Reproduce the article about the father's 57-mile walk from "Now, Moore is working" up to and including "rallying behind him.", changing "rallying" to "standing".

**Selected passage**
──────

Father walks 57 miles in 24 hours to raise awareness for son’s rare disease

"Cystinosis never takes a day off. It's a 24 hour compliance it's a 24 hour worry," said Chandler Moore's father Clinton Moore.

Clinton Moore is braving the heat and taking on his biggest challenge yet, walking 57 miles nonstop over the course of 24 hours to raise awareness for his son who suffers from an extremely rare disease.

"My son chandler is the only person living in the state of Delaware with cystinosis and one of only 600 living in the country and one of only about 2,000 to 2,500 in the world," said Moore.

Cystinosis is is a rare, inherited disease, where cystine crystals accumulate and damage every cell in the body. Without specific treatment, children with the disease can develop kidney failure by age 9, and can even go blind.

"It's a genetic metabolic disease it causes a build up of an amino acid called cystine and to keep those numbers at a safe level you have to have consistent 24 your cysteamine therapy. Originally we were told he likely had diabetes but the further testing proved it was way more than that," said Moore.

Now, Moore is working to raise awareness about this rare disease one step at a time while also raising money to find a cure.

"Bringing attention to a rare disease that doesn't get a lot of attention so for me it means everything. Not just for me and my son but for all of the other families as well," said Moore.

And he has a family and community rallying behind him.

"I absolutely love this community this community has stood by me from day one," said Moore.

Moore says he won't stop until a cure is found.

"It's a constant around the clock disease that has to be monitored so cystinosis doesn't stop so neither will we," said Moore.

According to the National Institutes of Health, a disease is rare if it affects less than 200,000 people. Cystinosis impacts more than 600 people alone in the united states.

──────

(Stored data)

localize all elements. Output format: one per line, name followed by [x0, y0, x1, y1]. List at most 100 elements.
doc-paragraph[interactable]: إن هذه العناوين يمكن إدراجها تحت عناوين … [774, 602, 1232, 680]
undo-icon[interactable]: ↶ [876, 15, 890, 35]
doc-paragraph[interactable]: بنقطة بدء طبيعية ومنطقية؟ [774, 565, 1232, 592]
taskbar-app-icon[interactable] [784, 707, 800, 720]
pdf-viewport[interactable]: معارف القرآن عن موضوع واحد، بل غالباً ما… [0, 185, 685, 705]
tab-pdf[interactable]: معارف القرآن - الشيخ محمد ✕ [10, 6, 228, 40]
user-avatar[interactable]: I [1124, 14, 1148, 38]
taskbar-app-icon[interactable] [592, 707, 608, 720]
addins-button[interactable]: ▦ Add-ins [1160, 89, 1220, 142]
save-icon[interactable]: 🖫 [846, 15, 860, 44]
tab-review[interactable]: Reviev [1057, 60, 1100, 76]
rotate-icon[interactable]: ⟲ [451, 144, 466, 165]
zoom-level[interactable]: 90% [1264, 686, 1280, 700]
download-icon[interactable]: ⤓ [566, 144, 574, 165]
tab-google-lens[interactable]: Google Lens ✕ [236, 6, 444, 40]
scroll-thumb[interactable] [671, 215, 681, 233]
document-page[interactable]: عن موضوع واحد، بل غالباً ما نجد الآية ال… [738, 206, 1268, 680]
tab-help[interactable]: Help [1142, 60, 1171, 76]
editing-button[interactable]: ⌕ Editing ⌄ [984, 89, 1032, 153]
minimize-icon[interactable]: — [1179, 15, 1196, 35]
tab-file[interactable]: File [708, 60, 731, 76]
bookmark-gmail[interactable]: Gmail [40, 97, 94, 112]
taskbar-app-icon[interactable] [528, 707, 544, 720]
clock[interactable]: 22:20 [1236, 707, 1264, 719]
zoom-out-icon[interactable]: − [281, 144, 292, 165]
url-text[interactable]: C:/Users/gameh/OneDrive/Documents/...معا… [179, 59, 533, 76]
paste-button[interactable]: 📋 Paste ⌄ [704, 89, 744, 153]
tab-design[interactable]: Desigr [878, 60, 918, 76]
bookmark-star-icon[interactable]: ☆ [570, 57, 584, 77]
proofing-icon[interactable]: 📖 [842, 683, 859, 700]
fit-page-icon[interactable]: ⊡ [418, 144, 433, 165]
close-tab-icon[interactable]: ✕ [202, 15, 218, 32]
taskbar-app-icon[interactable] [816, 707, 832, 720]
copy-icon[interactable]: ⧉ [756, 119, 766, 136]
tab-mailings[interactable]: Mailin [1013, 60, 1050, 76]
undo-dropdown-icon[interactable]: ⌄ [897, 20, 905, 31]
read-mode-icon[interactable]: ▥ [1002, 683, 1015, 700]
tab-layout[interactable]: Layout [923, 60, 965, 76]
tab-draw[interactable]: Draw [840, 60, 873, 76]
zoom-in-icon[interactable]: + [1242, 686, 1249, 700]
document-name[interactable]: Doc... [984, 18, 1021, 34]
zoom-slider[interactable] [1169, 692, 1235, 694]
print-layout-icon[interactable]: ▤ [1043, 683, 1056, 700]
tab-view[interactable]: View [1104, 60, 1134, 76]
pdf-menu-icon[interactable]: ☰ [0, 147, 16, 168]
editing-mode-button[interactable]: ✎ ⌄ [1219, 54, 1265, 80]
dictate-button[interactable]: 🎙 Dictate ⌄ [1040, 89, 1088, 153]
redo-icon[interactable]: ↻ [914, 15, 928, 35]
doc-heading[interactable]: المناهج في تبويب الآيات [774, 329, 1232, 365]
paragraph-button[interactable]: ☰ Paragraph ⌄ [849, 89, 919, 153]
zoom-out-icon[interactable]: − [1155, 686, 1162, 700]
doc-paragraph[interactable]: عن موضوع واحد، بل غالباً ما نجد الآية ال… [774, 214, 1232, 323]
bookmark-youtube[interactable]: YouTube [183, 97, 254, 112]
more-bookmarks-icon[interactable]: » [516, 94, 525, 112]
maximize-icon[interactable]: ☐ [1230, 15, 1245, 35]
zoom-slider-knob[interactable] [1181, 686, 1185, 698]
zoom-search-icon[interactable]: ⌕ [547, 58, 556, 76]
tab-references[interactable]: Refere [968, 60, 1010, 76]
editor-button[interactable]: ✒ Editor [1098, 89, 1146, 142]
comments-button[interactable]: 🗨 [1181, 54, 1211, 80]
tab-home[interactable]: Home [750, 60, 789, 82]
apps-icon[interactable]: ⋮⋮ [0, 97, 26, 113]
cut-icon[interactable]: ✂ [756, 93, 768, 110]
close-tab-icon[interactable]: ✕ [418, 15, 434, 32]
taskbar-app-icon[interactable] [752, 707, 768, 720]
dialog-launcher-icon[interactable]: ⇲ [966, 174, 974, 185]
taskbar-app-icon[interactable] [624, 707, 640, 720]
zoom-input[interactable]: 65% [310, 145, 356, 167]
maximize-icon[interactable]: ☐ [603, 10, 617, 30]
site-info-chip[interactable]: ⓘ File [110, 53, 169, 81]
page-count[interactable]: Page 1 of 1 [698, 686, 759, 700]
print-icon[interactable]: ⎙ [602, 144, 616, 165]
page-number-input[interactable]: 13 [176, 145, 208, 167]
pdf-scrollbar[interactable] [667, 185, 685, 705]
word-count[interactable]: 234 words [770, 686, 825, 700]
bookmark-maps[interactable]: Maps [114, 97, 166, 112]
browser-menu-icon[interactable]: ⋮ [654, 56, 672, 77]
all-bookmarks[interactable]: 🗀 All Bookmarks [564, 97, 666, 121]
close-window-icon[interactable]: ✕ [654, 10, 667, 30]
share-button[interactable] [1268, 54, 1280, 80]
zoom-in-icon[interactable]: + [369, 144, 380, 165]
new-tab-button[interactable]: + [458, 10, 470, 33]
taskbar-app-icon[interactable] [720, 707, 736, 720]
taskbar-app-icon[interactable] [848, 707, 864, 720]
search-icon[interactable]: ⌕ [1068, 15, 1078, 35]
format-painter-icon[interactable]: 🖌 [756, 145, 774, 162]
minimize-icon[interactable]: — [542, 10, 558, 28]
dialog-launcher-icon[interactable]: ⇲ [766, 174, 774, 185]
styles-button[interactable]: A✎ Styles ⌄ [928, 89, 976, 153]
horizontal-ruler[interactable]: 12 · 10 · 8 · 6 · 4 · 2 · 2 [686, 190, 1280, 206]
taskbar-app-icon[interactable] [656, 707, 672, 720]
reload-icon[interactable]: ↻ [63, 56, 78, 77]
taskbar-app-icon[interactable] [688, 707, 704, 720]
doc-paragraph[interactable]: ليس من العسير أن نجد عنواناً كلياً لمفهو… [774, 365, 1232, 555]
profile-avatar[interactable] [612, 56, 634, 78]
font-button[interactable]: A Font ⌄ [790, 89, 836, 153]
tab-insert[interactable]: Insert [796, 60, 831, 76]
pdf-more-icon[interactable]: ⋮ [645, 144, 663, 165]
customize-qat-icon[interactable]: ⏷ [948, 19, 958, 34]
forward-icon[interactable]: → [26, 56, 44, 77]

──────

**Result for this exercise**
Now, Moore is working to raise awareness about this rare disease one step at a time while also raising money to find a cure.

"Bringing attention to a rare disease that doesn't get a lot of attention so for me it means everything. Not just for me and my son but for all of the other families as well," said Moore.

And he has a family and community standing behind him.